(Data entries)
BEGIN
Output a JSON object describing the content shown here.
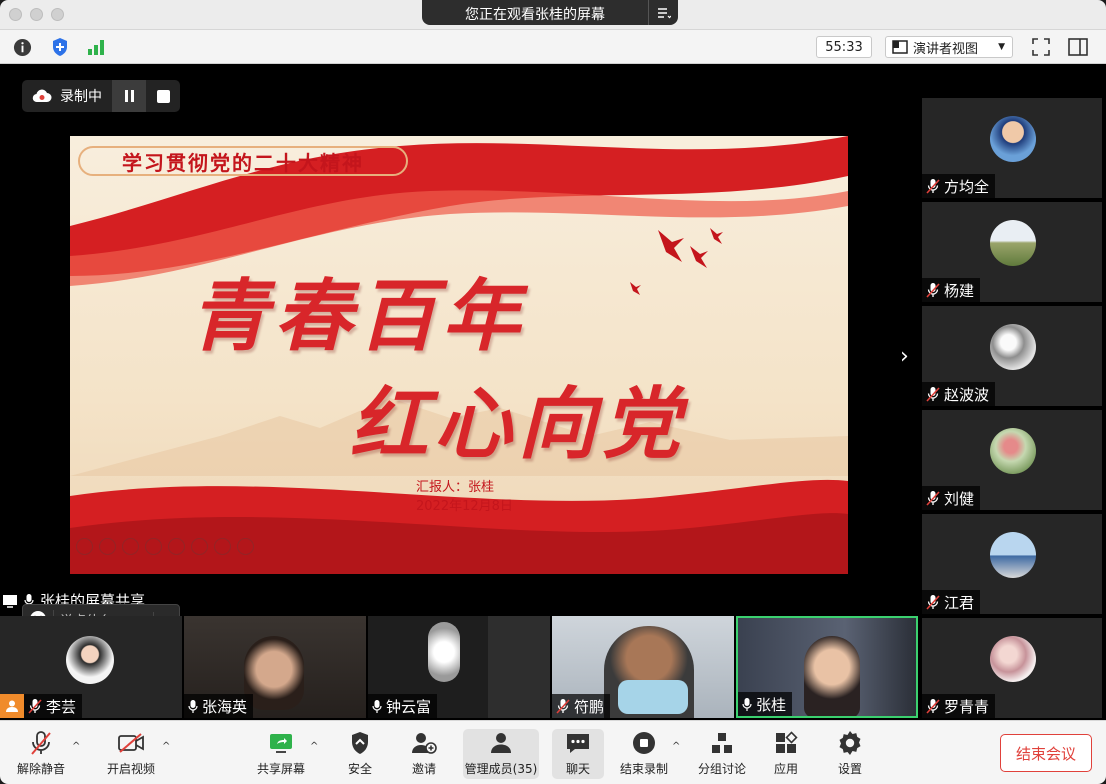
{
  "titlebar": {
    "sharing_title": "您正在观看张桂的屏幕"
  },
  "topbar": {
    "timer": "55:33",
    "view_mode": "演讲者视图"
  },
  "recording": {
    "label": "录制中"
  },
  "slide": {
    "topic": "学习贯彻党的二十大精神",
    "line1": "青春百年",
    "line2": "红心向党",
    "reporter": "汇报人：张桂",
    "date": "2022年12月8日"
  },
  "screen_share_label": "张桂的屏幕共享",
  "chat": {
    "placeholder": "说点什么..."
  },
  "right_participants": [
    {
      "name": "方均全",
      "muted": true
    },
    {
      "name": "杨建",
      "muted": true
    },
    {
      "name": "赵波波",
      "muted": true
    },
    {
      "name": "刘健",
      "muted": true
    },
    {
      "name": "江君",
      "muted": true
    },
    {
      "name": "罗青青",
      "muted": true
    }
  ],
  "bottom_participants": [
    {
      "name": "李芸",
      "muted": true
    },
    {
      "name": "张海英",
      "muted": false
    },
    {
      "name": "钟云富",
      "muted": false
    },
    {
      "name": "符鹏",
      "muted": true
    },
    {
      "name": "张桂",
      "muted": false
    }
  ],
  "toolbar": {
    "unmute": "解除静音",
    "start_video": "开启视频",
    "share_screen": "共享屏幕",
    "security": "安全",
    "invite": "邀请",
    "participants": "管理成员(35)",
    "chat": "聊天",
    "end_recording": "结束录制",
    "breakout": "分组讨论",
    "apps": "应用",
    "settings": "设置",
    "end_meeting": "结束会议"
  },
  "colors": {
    "accent_red": "#e0413b",
    "active_speaker": "#3bd16f",
    "slide_red": "#d8262a"
  }
}
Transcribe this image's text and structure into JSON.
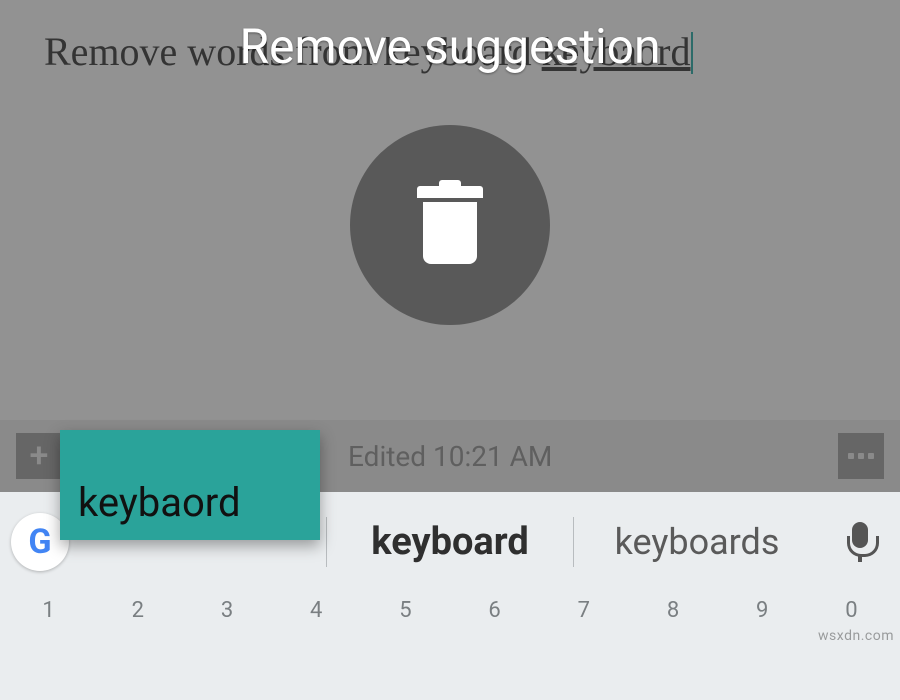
{
  "note": {
    "text_plain_part": "Remove words from keyboard ",
    "text_underlined_part": "keybaord"
  },
  "overlay": {
    "title": "Remove suggestion",
    "trash_icon_name": "trash-icon"
  },
  "drag_chip": {
    "label": "keybaord"
  },
  "toolbar": {
    "add_label": "+",
    "edited_label": "Edited 10:21 AM"
  },
  "suggestion_bar": {
    "google_icon_name": "google-g-icon",
    "slot_left": "",
    "slot_center": "keyboard",
    "slot_right": "keyboards",
    "mic_icon_name": "mic-icon"
  },
  "number_row": {
    "keys": [
      "1",
      "2",
      "3",
      "4",
      "5",
      "6",
      "7",
      "8",
      "9",
      "0"
    ]
  },
  "watermark": "wsxdn.com"
}
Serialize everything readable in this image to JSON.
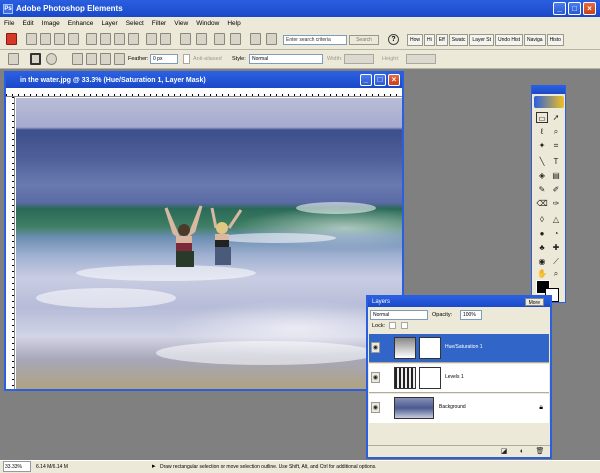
{
  "app": {
    "title": "Adobe Photoshop Elements",
    "icon": "ps-app-icon"
  },
  "window_controls": [
    "minimize-icon",
    "maximize-icon",
    "close-icon"
  ],
  "menu": [
    "File",
    "Edit",
    "Image",
    "Enhance",
    "Layer",
    "Select",
    "Filter",
    "View",
    "Window",
    "Help"
  ],
  "shortcuts": {
    "search_placeholder": "Enter search criteria",
    "search_button": "Search",
    "help_icon": "?",
    "palette_tabs": [
      "How",
      "Hi",
      "Eff",
      "Swatc",
      "Layer St",
      "Undo Hist",
      "Naviga",
      "Histo"
    ]
  },
  "options": {
    "feather_label": "Feather:",
    "feather_value": "0 px",
    "antialias_label": "Anti-aliased",
    "style_label": "Style:",
    "style_value": "Normal",
    "width_label": "Width:",
    "height_label": "Height:"
  },
  "document": {
    "title": "in the water.jpg @ 33.3% (Hue/Saturation 1, Layer Mask)",
    "colors": {
      "sky": "#b9bdd6",
      "sea": "#4d5e97",
      "wave": "#2a6a58",
      "foam": "#c9cde3",
      "sand": "#b0a382"
    }
  },
  "layers": {
    "tab": "Layers",
    "more": "More",
    "blend_mode": "Normal",
    "opacity_label": "Opacity:",
    "opacity_value": "100%",
    "lock_label": "Lock:",
    "rows": [
      {
        "name": "Hue/Saturation 1",
        "selected": true
      },
      {
        "name": "Levels 1",
        "selected": false
      },
      {
        "name": "Background",
        "selected": false
      }
    ]
  },
  "status": {
    "zoom": "33.33%",
    "doc_size": "6.14 M/6.14 M",
    "hint": "Draw rectangular selection or move selection outline. Use Shift, Alt, and Ctrl for additional options."
  }
}
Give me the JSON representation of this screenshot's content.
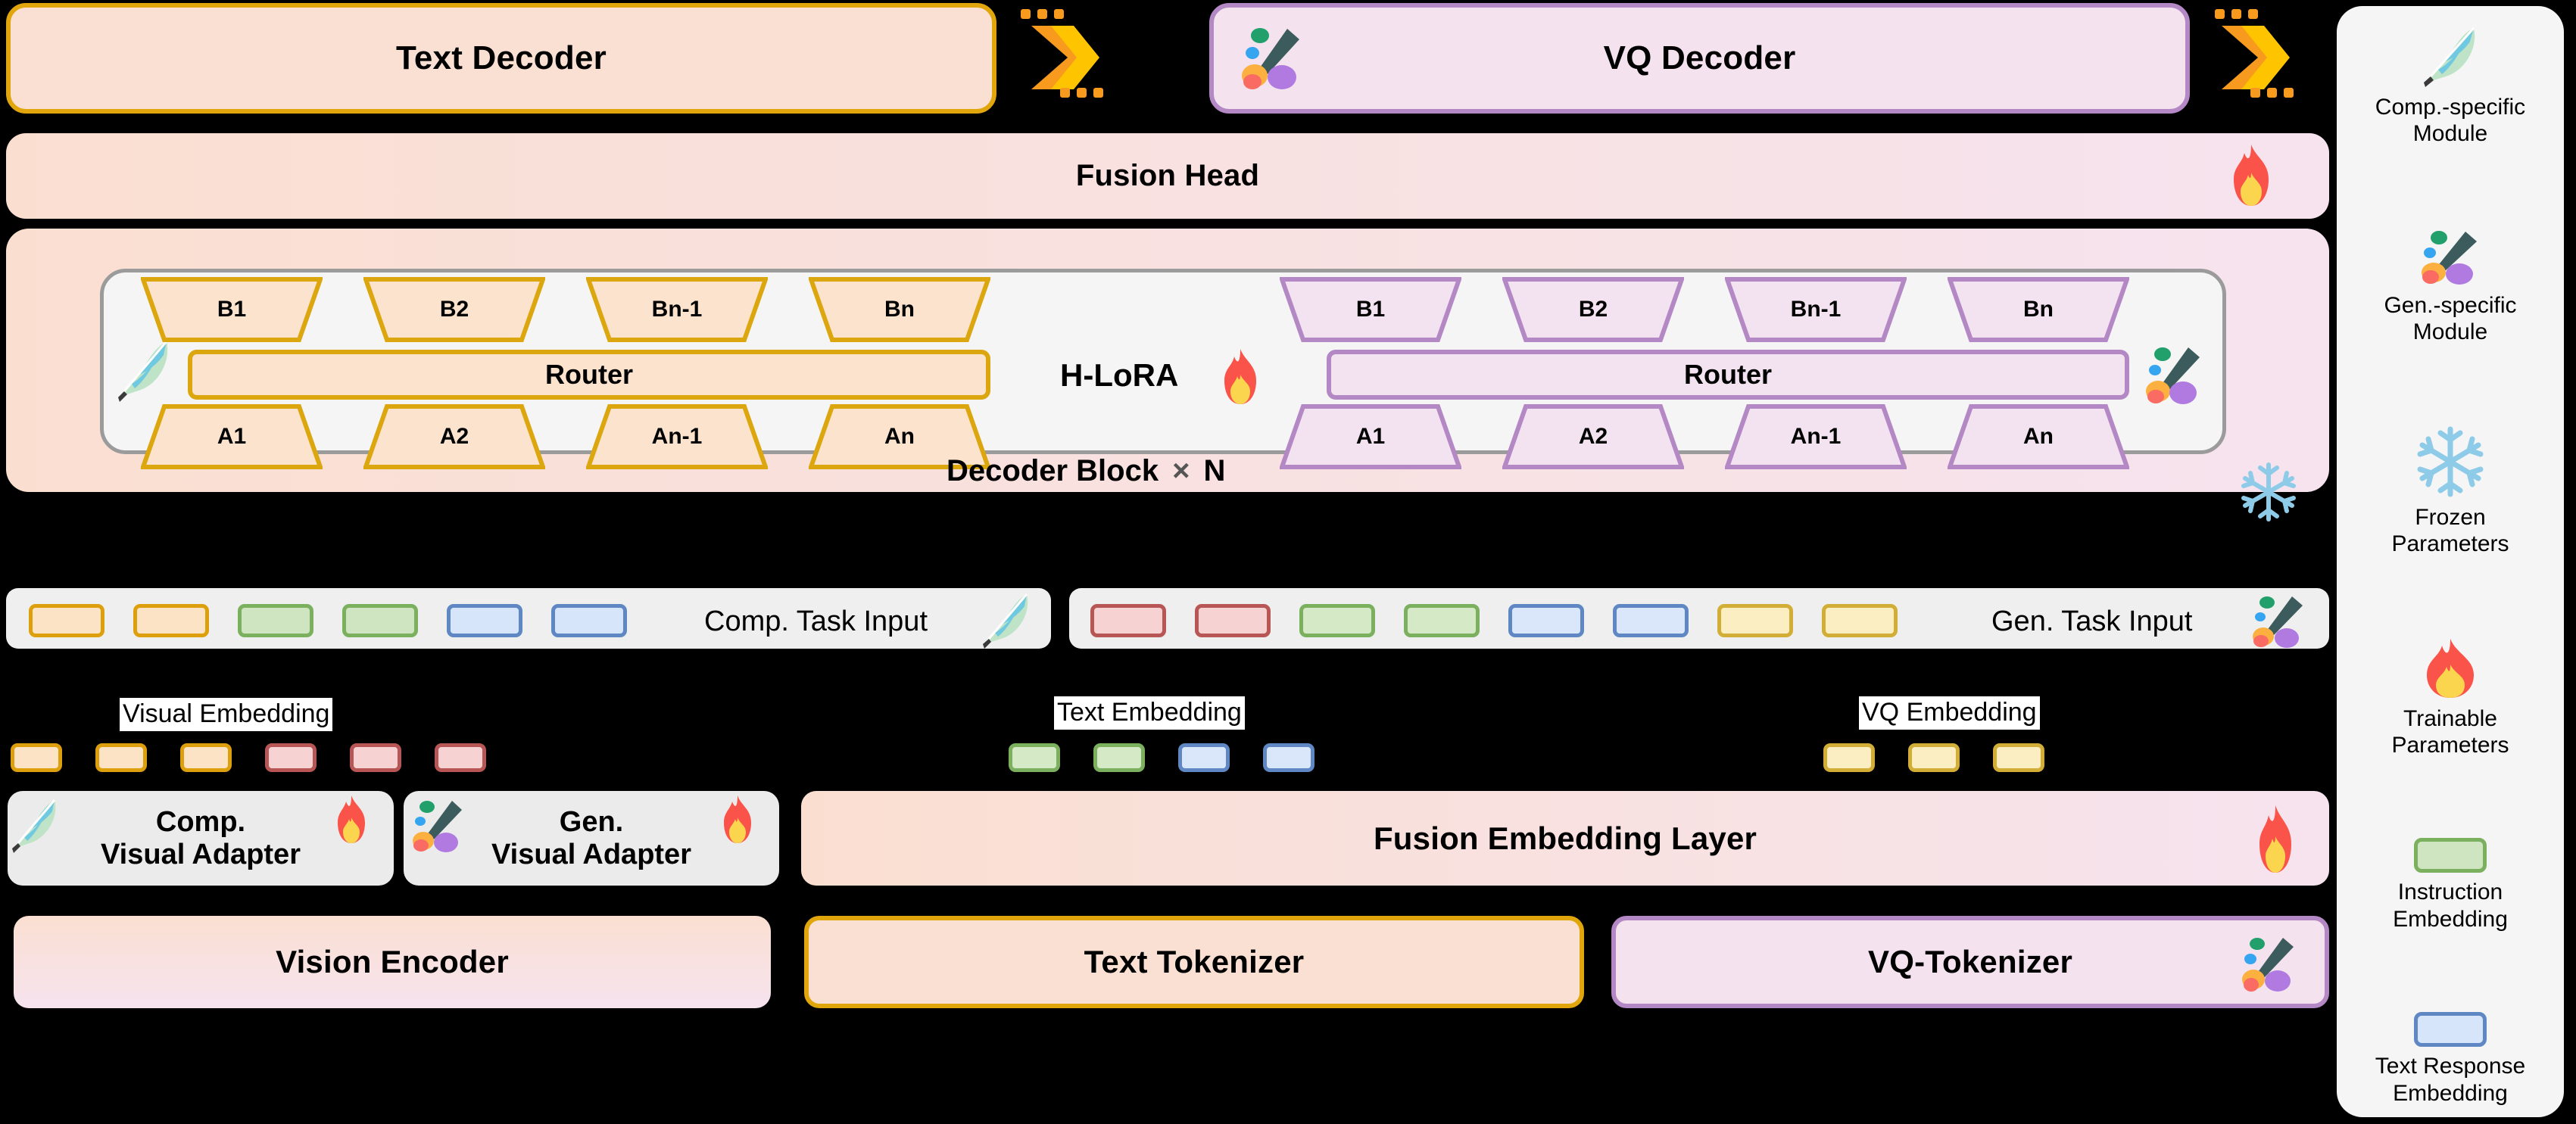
{
  "title": "H-LoRA Multimodal Architecture Diagram",
  "top_row": {
    "text_decoder": {
      "label": "Text Decoder",
      "fill": "#fae0d2",
      "border": "#e0a60c"
    },
    "vq_decoder": {
      "label": "VQ Decoder",
      "fill": "#f4e2ef",
      "border": "#b388c4",
      "icon": "paintbrush-icon"
    },
    "arrow_icon": "chevron-right-icon",
    "arrow_color": "#ffc400"
  },
  "fusion_head": {
    "label": "Fusion Head",
    "icon": "fire-icon"
  },
  "decoder_block": {
    "caption": "Decoder Block",
    "times_symbol": "×",
    "count": "N",
    "hlora_label": "H-LoRA",
    "hlora_icon": "fire-icon",
    "frozen_icon": "snowflake-icon",
    "comp_icon": "feather-icon",
    "gen_icon": "paintbrush-icon",
    "comp_side": {
      "top_experts": [
        "B1",
        "B2",
        "Bn-1",
        "Bn"
      ],
      "router_label": "Router",
      "bottom_experts": [
        "A1",
        "A2",
        "An-1",
        "An"
      ],
      "fill": "#fce3cd",
      "border": "#dca60f"
    },
    "gen_side": {
      "top_experts": [
        "B1",
        "B2",
        "Bn-1",
        "Bn"
      ],
      "router_label": "Router",
      "bottom_experts": [
        "A1",
        "A2",
        "An-1",
        "An"
      ],
      "fill": "#f3e3f1",
      "border": "#b388c4"
    }
  },
  "task_inputs": {
    "comp": {
      "label": "Comp. Task Input",
      "icon": "feather-icon",
      "tokens": [
        {
          "fill": "#fde3c6",
          "border": "#dda00c"
        },
        {
          "fill": "#fde3c6",
          "border": "#dda00c"
        },
        {
          "fill": "#cfe5c1",
          "border": "#7ab05e"
        },
        {
          "fill": "#cfe5c1",
          "border": "#7ab05e"
        },
        {
          "fill": "#d6e5fa",
          "border": "#5f87c4"
        },
        {
          "fill": "#d6e5fa",
          "border": "#5f87c4"
        }
      ]
    },
    "gen": {
      "label": "Gen. Task Input",
      "icon": "paintbrush-icon",
      "tokens": [
        {
          "fill": "#f6d2d2",
          "border": "#b85656"
        },
        {
          "fill": "#f6d2d2",
          "border": "#b85656"
        },
        {
          "fill": "#d5e9c7",
          "border": "#7ab05e"
        },
        {
          "fill": "#d5e9c7",
          "border": "#7ab05e"
        },
        {
          "fill": "#dae7fb",
          "border": "#5f87c4"
        },
        {
          "fill": "#dae7fb",
          "border": "#5f87c4"
        },
        {
          "fill": "#fbeec2",
          "border": "#d3ae37"
        },
        {
          "fill": "#fbeec2",
          "border": "#d3ae37"
        }
      ]
    }
  },
  "embeddings": {
    "visual": {
      "caption": "Visual Embedding",
      "tokens": [
        {
          "fill": "#fde3c6",
          "border": "#dda00c"
        },
        {
          "fill": "#fde3c6",
          "border": "#dda00c"
        },
        {
          "fill": "#fde3c6",
          "border": "#dda00c"
        },
        {
          "fill": "#f6d2d2",
          "border": "#b85656"
        },
        {
          "fill": "#f6d2d2",
          "border": "#b85656"
        },
        {
          "fill": "#f6d2d2",
          "border": "#b85656"
        }
      ]
    },
    "text": {
      "caption": "Text Embedding",
      "tokens": [
        {
          "fill": "#d5e9c7",
          "border": "#7ab05e"
        },
        {
          "fill": "#d5e9c7",
          "border": "#7ab05e"
        },
        {
          "fill": "#dae7fb",
          "border": "#5f87c4"
        },
        {
          "fill": "#dae7fb",
          "border": "#5f87c4"
        }
      ]
    },
    "vq": {
      "caption": "VQ Embedding",
      "tokens": [
        {
          "fill": "#fbeec2",
          "border": "#d3ae37"
        },
        {
          "fill": "#fbeec2",
          "border": "#d3ae37"
        },
        {
          "fill": "#fbeec2",
          "border": "#d3ae37"
        }
      ]
    }
  },
  "adapters": {
    "comp": {
      "line1": "Comp.",
      "line2": "Visual Adapter",
      "icon": "feather-icon",
      "train_icon": "fire-icon"
    },
    "gen": {
      "line1": "Gen.",
      "line2": "Visual Adapter",
      "icon": "paintbrush-icon",
      "train_icon": "fire-icon"
    },
    "fusion_embedding": {
      "label": "Fusion Embedding Layer",
      "train_icon": "fire-icon"
    }
  },
  "bottom_row": {
    "vision_encoder": {
      "label": "Vision Encoder"
    },
    "text_tokenizer": {
      "label": "Text Tokenizer",
      "border": "#e0a60c"
    },
    "vq_tokenizer": {
      "label": "VQ-Tokenizer",
      "border": "#b388c4",
      "icon": "paintbrush-icon"
    }
  },
  "legend": {
    "items": [
      {
        "icon": "feather-icon",
        "line1": "Comp.-specific",
        "line2": "Module"
      },
      {
        "icon": "paintbrush-icon",
        "line1": "Gen.-specific",
        "line2": "Module"
      },
      {
        "icon": "snowflake-icon",
        "line1": "Frozen",
        "line2": "Parameters"
      },
      {
        "icon": "fire-icon",
        "line1": "Trainable",
        "line2": "Parameters"
      },
      {
        "icon": "green-chip-swatch",
        "line1": "Instruction",
        "line2": "Embedding",
        "fill": "#cfe5c1",
        "border": "#7ab05e"
      },
      {
        "icon": "blue-chip-swatch",
        "line1": "Text Response",
        "line2": "Embedding",
        "fill": "#d6e5fa",
        "border": "#5f87c4"
      }
    ]
  },
  "colors": {
    "peach": "#fae0d2",
    "pink": "#f4e2ef",
    "grey_panel": "#efefef",
    "orange_border": "#e0a60c",
    "purple_border": "#b388c4",
    "arrow_yellow": "#ffc400",
    "arrow_orange": "#f79a1e",
    "fire_red": "#f9534a",
    "fire_yellow": "#fcd54f",
    "snow_blue": "#8dcbe8"
  }
}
END
Find every line containing the word "specific", then give the total and nothing more.

» Output of the exercise: 2